# [WHAT THIS TASK INVOLVES]
Repeat the full listing, word for word.

========================================

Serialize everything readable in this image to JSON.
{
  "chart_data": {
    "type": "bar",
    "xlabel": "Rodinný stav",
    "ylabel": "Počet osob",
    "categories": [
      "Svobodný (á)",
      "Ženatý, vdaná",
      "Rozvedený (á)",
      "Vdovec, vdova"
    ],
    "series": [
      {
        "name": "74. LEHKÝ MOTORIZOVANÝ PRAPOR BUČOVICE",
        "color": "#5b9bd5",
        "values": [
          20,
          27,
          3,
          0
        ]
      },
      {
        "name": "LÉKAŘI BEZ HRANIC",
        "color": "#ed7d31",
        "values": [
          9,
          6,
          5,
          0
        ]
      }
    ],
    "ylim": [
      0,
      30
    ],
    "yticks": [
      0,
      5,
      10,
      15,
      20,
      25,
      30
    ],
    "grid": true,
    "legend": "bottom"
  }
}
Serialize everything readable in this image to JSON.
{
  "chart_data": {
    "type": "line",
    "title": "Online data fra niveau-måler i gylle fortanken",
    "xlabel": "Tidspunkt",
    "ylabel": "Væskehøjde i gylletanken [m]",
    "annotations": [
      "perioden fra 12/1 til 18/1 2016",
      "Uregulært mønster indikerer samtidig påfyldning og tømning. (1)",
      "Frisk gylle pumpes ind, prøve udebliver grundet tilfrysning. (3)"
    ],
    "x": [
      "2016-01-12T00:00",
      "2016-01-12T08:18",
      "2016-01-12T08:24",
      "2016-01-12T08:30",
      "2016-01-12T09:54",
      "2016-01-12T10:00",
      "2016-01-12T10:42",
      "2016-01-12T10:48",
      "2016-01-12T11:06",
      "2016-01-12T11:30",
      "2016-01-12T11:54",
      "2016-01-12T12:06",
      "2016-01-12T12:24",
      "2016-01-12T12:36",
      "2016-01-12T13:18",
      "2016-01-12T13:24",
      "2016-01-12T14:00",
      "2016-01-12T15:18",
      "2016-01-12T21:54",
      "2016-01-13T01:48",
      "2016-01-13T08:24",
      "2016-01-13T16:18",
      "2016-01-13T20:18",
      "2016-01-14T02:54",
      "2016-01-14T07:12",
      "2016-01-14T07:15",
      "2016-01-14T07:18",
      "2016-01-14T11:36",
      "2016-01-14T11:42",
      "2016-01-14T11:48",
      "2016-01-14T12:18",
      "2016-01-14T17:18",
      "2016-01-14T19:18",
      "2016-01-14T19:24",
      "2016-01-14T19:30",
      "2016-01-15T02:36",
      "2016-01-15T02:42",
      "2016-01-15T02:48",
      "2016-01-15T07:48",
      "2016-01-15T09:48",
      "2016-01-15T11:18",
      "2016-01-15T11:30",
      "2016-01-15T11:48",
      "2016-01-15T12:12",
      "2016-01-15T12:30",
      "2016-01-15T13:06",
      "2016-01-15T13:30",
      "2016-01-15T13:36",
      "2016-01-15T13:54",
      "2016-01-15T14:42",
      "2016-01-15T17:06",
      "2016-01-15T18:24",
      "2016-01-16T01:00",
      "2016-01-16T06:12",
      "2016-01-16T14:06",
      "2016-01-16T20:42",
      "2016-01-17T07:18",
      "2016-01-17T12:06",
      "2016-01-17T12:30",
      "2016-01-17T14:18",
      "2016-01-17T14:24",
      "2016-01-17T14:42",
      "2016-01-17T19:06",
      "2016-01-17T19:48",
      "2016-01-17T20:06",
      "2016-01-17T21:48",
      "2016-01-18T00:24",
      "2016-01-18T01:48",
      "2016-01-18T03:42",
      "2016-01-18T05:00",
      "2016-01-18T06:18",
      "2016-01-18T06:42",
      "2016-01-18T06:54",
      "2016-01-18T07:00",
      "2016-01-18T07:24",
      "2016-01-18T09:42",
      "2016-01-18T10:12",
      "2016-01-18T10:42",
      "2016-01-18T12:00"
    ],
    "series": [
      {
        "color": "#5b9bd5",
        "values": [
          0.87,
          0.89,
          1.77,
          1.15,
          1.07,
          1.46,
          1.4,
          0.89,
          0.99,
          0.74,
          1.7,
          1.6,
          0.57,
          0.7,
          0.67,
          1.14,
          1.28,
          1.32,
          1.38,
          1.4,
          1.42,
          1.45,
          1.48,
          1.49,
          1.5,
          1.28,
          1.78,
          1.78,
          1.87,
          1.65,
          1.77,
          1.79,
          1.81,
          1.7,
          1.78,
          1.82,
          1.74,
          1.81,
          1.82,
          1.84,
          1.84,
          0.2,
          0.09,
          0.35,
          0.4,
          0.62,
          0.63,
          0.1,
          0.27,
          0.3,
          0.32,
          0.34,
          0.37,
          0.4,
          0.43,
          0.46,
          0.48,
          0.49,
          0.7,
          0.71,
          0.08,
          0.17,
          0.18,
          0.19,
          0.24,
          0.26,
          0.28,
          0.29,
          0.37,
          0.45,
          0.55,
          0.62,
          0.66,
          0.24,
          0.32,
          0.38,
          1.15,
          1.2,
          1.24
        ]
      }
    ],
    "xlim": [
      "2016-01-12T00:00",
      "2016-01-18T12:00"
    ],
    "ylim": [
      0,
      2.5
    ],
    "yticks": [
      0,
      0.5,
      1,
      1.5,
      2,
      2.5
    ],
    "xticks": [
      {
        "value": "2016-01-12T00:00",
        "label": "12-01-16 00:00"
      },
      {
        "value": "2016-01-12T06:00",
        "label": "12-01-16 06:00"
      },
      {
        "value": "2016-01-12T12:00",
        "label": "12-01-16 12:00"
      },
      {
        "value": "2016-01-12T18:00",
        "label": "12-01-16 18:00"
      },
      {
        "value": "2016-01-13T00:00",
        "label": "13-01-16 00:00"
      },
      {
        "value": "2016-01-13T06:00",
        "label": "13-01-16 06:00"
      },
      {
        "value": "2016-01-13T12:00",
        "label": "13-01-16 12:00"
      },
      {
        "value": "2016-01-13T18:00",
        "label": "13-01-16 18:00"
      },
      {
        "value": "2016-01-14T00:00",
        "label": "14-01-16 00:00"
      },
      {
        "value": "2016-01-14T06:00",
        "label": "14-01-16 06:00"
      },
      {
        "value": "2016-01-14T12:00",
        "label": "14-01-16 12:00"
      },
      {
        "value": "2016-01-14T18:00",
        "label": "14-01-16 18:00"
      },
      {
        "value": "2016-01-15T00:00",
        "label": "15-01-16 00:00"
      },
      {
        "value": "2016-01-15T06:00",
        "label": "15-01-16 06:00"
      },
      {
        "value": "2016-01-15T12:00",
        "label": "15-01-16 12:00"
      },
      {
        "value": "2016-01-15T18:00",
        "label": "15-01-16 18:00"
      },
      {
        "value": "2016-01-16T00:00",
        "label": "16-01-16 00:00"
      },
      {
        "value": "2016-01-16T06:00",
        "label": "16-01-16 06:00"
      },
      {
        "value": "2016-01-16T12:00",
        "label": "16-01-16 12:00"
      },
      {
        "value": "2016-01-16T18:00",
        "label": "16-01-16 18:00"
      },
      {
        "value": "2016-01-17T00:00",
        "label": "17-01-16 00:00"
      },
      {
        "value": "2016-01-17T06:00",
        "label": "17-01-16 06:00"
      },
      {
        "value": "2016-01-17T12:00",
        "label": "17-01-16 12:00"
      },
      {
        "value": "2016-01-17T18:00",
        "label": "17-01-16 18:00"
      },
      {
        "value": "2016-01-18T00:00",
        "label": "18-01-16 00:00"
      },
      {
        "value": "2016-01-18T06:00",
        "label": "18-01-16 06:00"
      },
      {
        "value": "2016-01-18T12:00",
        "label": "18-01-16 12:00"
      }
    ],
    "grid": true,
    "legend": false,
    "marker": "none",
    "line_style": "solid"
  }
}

========================================

# [ANSWER TO THE TASK]
Serialize everything readable in this image to JSON.
{
  "chart_data": {
    "type": "bar",
    "xlabel": "Rodinný stav",
    "ylabel": "Počet osob",
    "categories": [
      "Svobodný (á)",
      "Ženatý, vdaná",
      "Rozvedený (á)",
      "Vdovec, vdova"
    ],
    "series": [
      {
        "name": "74. LEHKÝ MOTORIZOVANÝ PRAPOR BUČOVICE",
        "color": "#5b9bd5",
        "values": [
          20,
          27,
          3,
          0
        ]
      },
      {
        "name": "LÉKAŘI BEZ HRANIC",
        "color": "#ed7d31",
        "values": [
          9,
          6,
          5,
          0
        ]
      }
    ],
    "ylim": [
      0,
      30
    ],
    "yticks": [
      0,
      5,
      10,
      15,
      20,
      25,
      30
    ],
    "grid": true,
    "legend": "bottom"
  }
}
Serialize everything readable in this image to JSON.
{
  "chart_data": {
    "type": "line",
    "title": "Online data fra niveau-måler i gylle fortanken",
    "xlabel": "Tidspunkt",
    "ylabel": "Væskehøjde i gylletanken [m]",
    "annotations": [
      "perioden fra 12/1 til 18/1 2016",
      "Uregulært mønster indikerer samtidig påfyldning og tømning. (1)",
      "Frisk gylle pumpes ind, prøve udebliver grundet tilfrysning. (3)"
    ],
    "x": [
      "2016-01-12T00:00",
      "2016-01-12T08:18",
      "2016-01-12T08:24",
      "2016-01-12T08:30",
      "2016-01-12T09:54",
      "2016-01-12T10:00",
      "2016-01-12T10:42",
      "2016-01-12T10:48",
      "2016-01-12T11:06",
      "2016-01-12T11:30",
      "2016-01-12T11:54",
      "2016-01-12T12:06",
      "2016-01-12T12:24",
      "2016-01-12T12:36",
      "2016-01-12T13:18",
      "2016-01-12T13:24",
      "2016-01-12T14:00",
      "2016-01-12T15:18",
      "2016-01-12T21:54",
      "2016-01-13T01:48",
      "2016-01-13T08:24",
      "2016-01-13T16:18",
      "2016-01-13T20:18",
      "2016-01-14T02:54",
      "2016-01-14T07:12",
      "2016-01-14T07:15",
      "2016-01-14T07:18",
      "2016-01-14T11:36",
      "2016-01-14T11:42",
      "2016-01-14T11:48",
      "2016-01-14T12:18",
      "2016-01-14T17:18",
      "2016-01-14T19:18",
      "2016-01-14T19:24",
      "2016-01-14T19:30",
      "2016-01-15T02:36",
      "2016-01-15T02:42",
      "2016-01-15T02:48",
      "2016-01-15T07:48",
      "2016-01-15T09:48",
      "2016-01-15T11:18",
      "2016-01-15T11:30",
      "2016-01-15T11:48",
      "2016-01-15T12:12",
      "2016-01-15T12:30",
      "2016-01-15T13:06",
      "2016-01-15T13:30",
      "2016-01-15T13:36",
      "2016-01-15T13:54",
      "2016-01-15T14:42",
      "2016-01-15T17:06",
      "2016-01-15T18:24",
      "2016-01-16T01:00",
      "2016-01-16T06:12",
      "2016-01-16T14:06",
      "2016-01-16T20:42",
      "2016-01-17T07:18",
      "2016-01-17T12:06",
      "2016-01-17T12:30",
      "2016-01-17T14:18",
      "2016-01-17T14:24",
      "2016-01-17T14:42",
      "2016-01-17T19:06",
      "2016-01-17T19:48",
      "2016-01-17T20:06",
      "2016-01-17T21:48",
      "2016-01-18T00:24",
      "2016-01-18T01:48",
      "2016-01-18T03:42",
      "2016-01-18T05:00",
      "2016-01-18T06:18",
      "2016-01-18T06:42",
      "2016-01-18T06:54",
      "2016-01-18T07:00",
      "2016-01-18T07:24",
      "2016-01-18T09:42",
      "2016-01-18T10:12",
      "2016-01-18T10:42",
      "2016-01-18T12:00"
    ],
    "series": [
      {
        "color": "#5b9bd5",
        "values": [
          0.87,
          0.89,
          1.77,
          1.15,
          1.07,
          1.46,
          1.4,
          0.89,
          0.99,
          0.74,
          1.7,
          1.6,
          0.57,
          0.7,
          0.67,
          1.14,
          1.28,
          1.32,
          1.38,
          1.4,
          1.42,
          1.45,
          1.48,
          1.49,
          1.5,
          1.28,
          1.78,
          1.78,
          1.87,
          1.65,
          1.77,
          1.79,
          1.81,
          1.7,
          1.78,
          1.82,
          1.74,
          1.81,
          1.82,
          1.84,
          1.84,
          0.2,
          0.09,
          0.35,
          0.4,
          0.62,
          0.63,
          0.1,
          0.27,
          0.3,
          0.32,
          0.34,
          0.37,
          0.4,
          0.43,
          0.46,
          0.48,
          0.49,
          0.7,
          0.71,
          0.08,
          0.17,
          0.18,
          0.19,
          0.24,
          0.26,
          0.28,
          0.29,
          0.37,
          0.45,
          0.55,
          0.62,
          0.66,
          0.24,
          0.32,
          0.38,
          1.15,
          1.2,
          1.24
        ]
      }
    ],
    "xlim": [
      "2016-01-12T00:00",
      "2016-01-18T12:00"
    ],
    "ylim": [
      0,
      2.5
    ],
    "yticks": [
      0,
      0.5,
      1,
      1.5,
      2,
      2.5
    ],
    "xticks": [
      {
        "value": "2016-01-12T00:00",
        "label": "12-01-16 00:00"
      },
      {
        "value": "2016-01-12T06:00",
        "label": "12-01-16 06:00"
      },
      {
        "value": "2016-01-12T12:00",
        "label": "12-01-16 12:00"
      },
      {
        "value": "2016-01-12T18:00",
        "label": "12-01-16 18:00"
      },
      {
        "value": "2016-01-13T00:00",
        "label": "13-01-16 00:00"
      },
      {
        "value": "2016-01-13T06:00",
        "label": "13-01-16 06:00"
      },
      {
        "value": "2016-01-13T12:00",
        "label": "13-01-16 12:00"
      },
      {
        "value": "2016-01-13T18:00",
        "label": "13-01-16 18:00"
      },
      {
        "value": "2016-01-14T00:00",
        "label": "14-01-16 00:00"
      },
      {
        "value": "2016-01-14T06:00",
        "label": "14-01-16 06:00"
      },
      {
        "value": "2016-01-14T12:00",
        "label": "14-01-16 12:00"
      },
      {
        "value": "2016-01-14T18:00",
        "label": "14-01-16 18:00"
      },
      {
        "value": "2016-01-15T00:00",
        "label": "15-01-16 00:00"
      },
      {
        "value": "2016-01-15T06:00",
        "label": "15-01-16 06:00"
      },
      {
        "value": "2016-01-15T12:00",
        "label": "15-01-16 12:00"
      },
      {
        "value": "2016-01-15T18:00",
        "label": "15-01-16 18:00"
      },
      {
        "value": "2016-01-16T00:00",
        "label": "16-01-16 00:00"
      },
      {
        "value": "2016-01-16T06:00",
        "label": "16-01-16 06:00"
      },
      {
        "value": "2016-01-16T12:00",
        "label": "16-01-16 12:00"
      },
      {
        "value": "2016-01-16T18:00",
        "label": "16-01-16 18:00"
      },
      {
        "value": "2016-01-17T00:00",
        "label": "17-01-16 00:00"
      },
      {
        "value": "2016-01-17T06:00",
        "label": "17-01-16 06:00"
      },
      {
        "value": "2016-01-17T12:00",
        "label": "17-01-16 12:00"
      },
      {
        "value": "2016-01-17T18:00",
        "label": "17-01-16 18:00"
      },
      {
        "value": "2016-01-18T00:00",
        "label": "18-01-16 00:00"
      },
      {
        "value": "2016-01-18T06:00",
        "label": "18-01-16 06:00"
      },
      {
        "value": "2016-01-18T12:00",
        "label": "18-01-16 12:00"
      }
    ],
    "grid": true,
    "legend": false,
    "marker": "none",
    "line_style": "solid"
  }
}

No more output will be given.